A run of records:
- - -

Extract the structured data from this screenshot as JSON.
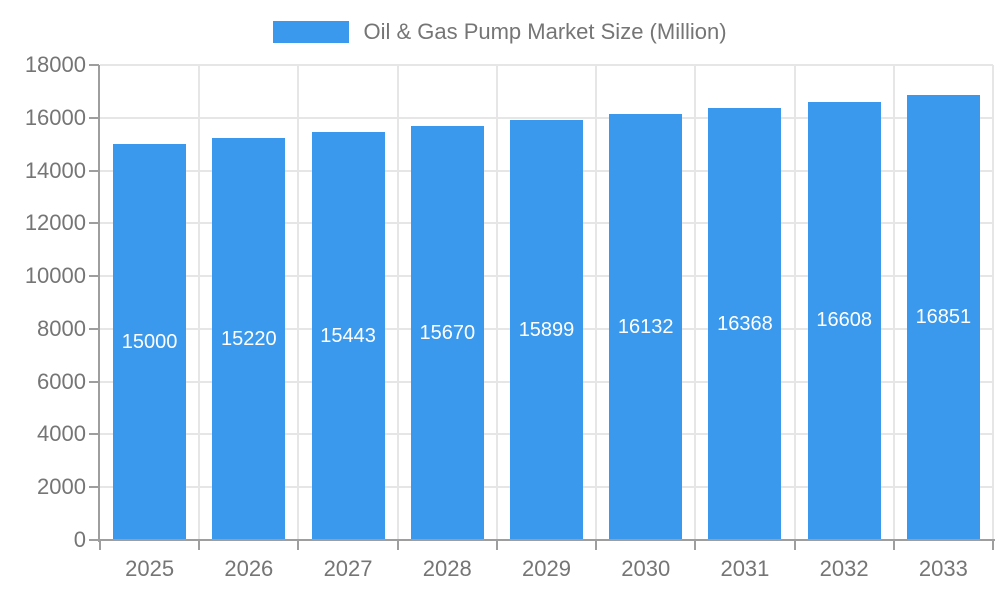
{
  "legend": {
    "label": "Oil & Gas Pump Market Size (Million)"
  },
  "chart_data": {
    "type": "bar",
    "title": "Oil & Gas Pump Market Size (Million)",
    "series_name": "Oil & Gas Pump Market Size (Million)",
    "categories": [
      "2025",
      "2026",
      "2027",
      "2028",
      "2029",
      "2030",
      "2031",
      "2032",
      "2033"
    ],
    "values": [
      15000,
      15220,
      15443,
      15670,
      15899,
      16132,
      16368,
      16608,
      16851
    ],
    "xlabel": "",
    "ylabel": "",
    "ylim": [
      0,
      18000
    ],
    "ytick_step": 2000,
    "yticks": [
      0,
      2000,
      4000,
      6000,
      8000,
      10000,
      12000,
      14000,
      16000,
      18000
    ],
    "grid": true,
    "legend_position": "top-center",
    "bar_labels_inside": true,
    "colors": {
      "bar": "#3A99EC",
      "axis": "#9E9E9E",
      "grid": "#E6E6E6",
      "tick_text": "#757575",
      "legend_text": "#757575",
      "bar_label_text": "#FFFFFF",
      "background": "#FFFFFF"
    }
  }
}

- - -

Omit the pictures, then output the rest of the listing exactly.

Extract the structured data from this screenshot as JSON.
{
  "legend": {
    "label": "Oil & Gas Pump Market Size (Million)"
  },
  "chart_data": {
    "type": "bar",
    "title": "Oil & Gas Pump Market Size (Million)",
    "series_name": "Oil & Gas Pump Market Size (Million)",
    "categories": [
      "2025",
      "2026",
      "2027",
      "2028",
      "2029",
      "2030",
      "2031",
      "2032",
      "2033"
    ],
    "values": [
      15000,
      15220,
      15443,
      15670,
      15899,
      16132,
      16368,
      16608,
      16851
    ],
    "xlabel": "",
    "ylabel": "",
    "ylim": [
      0,
      18000
    ],
    "ytick_step": 2000,
    "yticks": [
      0,
      2000,
      4000,
      6000,
      8000,
      10000,
      12000,
      14000,
      16000,
      18000
    ],
    "grid": true,
    "legend_position": "top-center",
    "bar_labels_inside": true,
    "colors": {
      "bar": "#3A99EC",
      "axis": "#9E9E9E",
      "grid": "#E6E6E6",
      "tick_text": "#757575",
      "legend_text": "#757575",
      "bar_label_text": "#FFFFFF",
      "background": "#FFFFFF"
    }
  }
}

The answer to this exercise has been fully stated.